───── Records provided ─────
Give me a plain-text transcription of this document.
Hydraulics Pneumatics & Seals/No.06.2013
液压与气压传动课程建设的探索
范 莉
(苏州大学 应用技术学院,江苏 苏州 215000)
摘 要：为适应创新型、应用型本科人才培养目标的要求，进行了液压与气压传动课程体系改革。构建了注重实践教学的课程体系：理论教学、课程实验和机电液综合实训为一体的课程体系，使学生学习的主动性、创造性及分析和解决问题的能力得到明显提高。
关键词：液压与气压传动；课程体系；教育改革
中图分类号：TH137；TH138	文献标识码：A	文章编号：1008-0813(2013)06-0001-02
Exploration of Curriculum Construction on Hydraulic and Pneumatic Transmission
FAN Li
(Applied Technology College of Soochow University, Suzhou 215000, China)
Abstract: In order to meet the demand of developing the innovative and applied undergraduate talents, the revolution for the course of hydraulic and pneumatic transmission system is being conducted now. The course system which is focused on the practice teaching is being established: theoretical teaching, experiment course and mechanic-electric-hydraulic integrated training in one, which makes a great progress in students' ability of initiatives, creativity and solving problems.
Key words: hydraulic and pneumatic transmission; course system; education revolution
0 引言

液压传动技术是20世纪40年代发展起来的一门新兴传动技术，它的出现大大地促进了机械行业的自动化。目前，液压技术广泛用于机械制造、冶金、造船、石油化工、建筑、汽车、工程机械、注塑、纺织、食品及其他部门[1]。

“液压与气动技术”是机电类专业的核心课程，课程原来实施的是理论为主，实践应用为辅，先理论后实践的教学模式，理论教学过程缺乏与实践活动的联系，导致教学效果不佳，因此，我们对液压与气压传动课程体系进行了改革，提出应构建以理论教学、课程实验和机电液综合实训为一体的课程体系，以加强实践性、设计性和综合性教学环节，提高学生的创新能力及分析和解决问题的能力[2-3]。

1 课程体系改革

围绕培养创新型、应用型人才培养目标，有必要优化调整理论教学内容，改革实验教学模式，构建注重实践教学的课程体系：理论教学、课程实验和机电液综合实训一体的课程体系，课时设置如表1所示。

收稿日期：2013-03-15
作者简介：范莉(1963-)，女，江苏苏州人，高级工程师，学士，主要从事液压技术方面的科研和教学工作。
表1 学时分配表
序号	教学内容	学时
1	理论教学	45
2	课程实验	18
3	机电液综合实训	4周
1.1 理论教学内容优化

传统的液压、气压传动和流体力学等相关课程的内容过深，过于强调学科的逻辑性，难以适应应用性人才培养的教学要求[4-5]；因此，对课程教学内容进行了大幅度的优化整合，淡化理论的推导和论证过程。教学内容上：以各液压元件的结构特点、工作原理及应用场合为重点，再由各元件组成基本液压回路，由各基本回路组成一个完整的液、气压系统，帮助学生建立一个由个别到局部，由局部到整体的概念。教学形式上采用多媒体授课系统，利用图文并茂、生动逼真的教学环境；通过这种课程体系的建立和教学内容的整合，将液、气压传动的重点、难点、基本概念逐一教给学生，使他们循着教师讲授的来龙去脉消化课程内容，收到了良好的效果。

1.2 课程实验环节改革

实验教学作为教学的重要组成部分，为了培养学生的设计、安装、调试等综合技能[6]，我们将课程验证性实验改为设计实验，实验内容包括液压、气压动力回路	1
─────
### What is expected
All of the entries should be written out again exactly.

### Written response
Give me a plain-text transcription of this document.
Hydraulics Pneumatics & Seals/No.06.2013
液压与气压传动课程建设的探索
范 莉
(苏州大学 应用技术学院,江苏 苏州 215000)
摘 要：为适应创新型、应用型本科人才培养目标的要求，进行了液压与气压传动课程体系改革。构建了注重实践教学的课程体系：理论教学、课程实验和机电液综合实训为一体的课程体系，使学生学习的主动性、创造性及分析和解决问题的能力得到明显提高。
关键词：液压与气压传动；课程体系；教育改革
中图分类号：TH137；TH138	文献标识码：A	文章编号：1008-0813(2013)06-0001-02
Exploration of Curriculum Construction on Hydraulic and Pneumatic Transmission
FAN Li
(Applied Technology College of Soochow University, Suzhou 215000, China)
Abstract: In order to meet the demand of developing the innovative and applied undergraduate talents, the revolution for the course of hydraulic and pneumatic transmission system is being conducted now. The course system which is focused on the practice teaching is being established: theoretical teaching, experiment course and mechanic-electric-hydraulic integrated training in one, which makes a great progress in students' ability of initiatives, creativity and solving problems.
Key words: hydraulic and pneumatic transmission; course system; education revolution
0 引言

液压传动技术是20世纪40年代发展起来的一门新兴传动技术，它的出现大大地促进了机械行业的自动化。目前，液压技术广泛用于机械制造、冶金、造船、石油化工、建筑、汽车、工程机械、注塑、纺织、食品及其他部门[1]。

“液压与气动技术”是机电类专业的核心课程，课程原来实施的是理论为主，实践应用为辅，先理论后实践的教学模式，理论教学过程缺乏与实践活动的联系，导致教学效果不佳，因此，我们对液压与气压传动课程体系进行了改革，提出应构建以理论教学、课程实验和机电液综合实训为一体的课程体系，以加强实践性、设计性和综合性教学环节，提高学生的创新能力及分析和解决问题的能力[2-3]。

1 课程体系改革

围绕培养创新型、应用型人才培养目标，有必要优化调整理论教学内容，改革实验教学模式，构建注重实践教学的课程体系：理论教学、课程实验和机电液综合实训一体的课程体系，课时设置如表1所示。

收稿日期：2013-03-15
作者简介：范莉(1963-)，女，江苏苏州人，高级工程师，学士，主要从事液压技术方面的科研和教学工作。
表1 学时分配表
序号	教学内容	学时
1	理论教学	45
2	课程实验	18
3	机电液综合实训	4周
1.1 理论教学内容优化

传统的液压、气压传动和流体力学等相关课程的内容过深，过于强调学科的逻辑性，难以适应应用性人才培养的教学要求[4-5]；因此，对课程教学内容进行了大幅度的优化整合，淡化理论的推导和论证过程。教学内容上：以各液压元件的结构特点、工作原理及应用场合为重点，再由各元件组成基本液压回路，由各基本回路组成一个完整的液、气压系统，帮助学生建立一个由个别到局部，由局部到整体的概念。教学形式上采用多媒体授课系统，利用图文并茂、生动逼真的教学环境；通过这种课程体系的建立和教学内容的整合，将液、气压传动的重点、难点、基本概念逐一教给学生，使他们循着教师讲授的来龙去脉消化课程内容，收到了良好的效果。

1.2 课程实验环节改革

实验教学作为教学的重要组成部分，为了培养学生的设计、安装、调试等综合技能[6]，我们将课程验证性实验改为设计实验，实验内容包括液压、气压动力回路	1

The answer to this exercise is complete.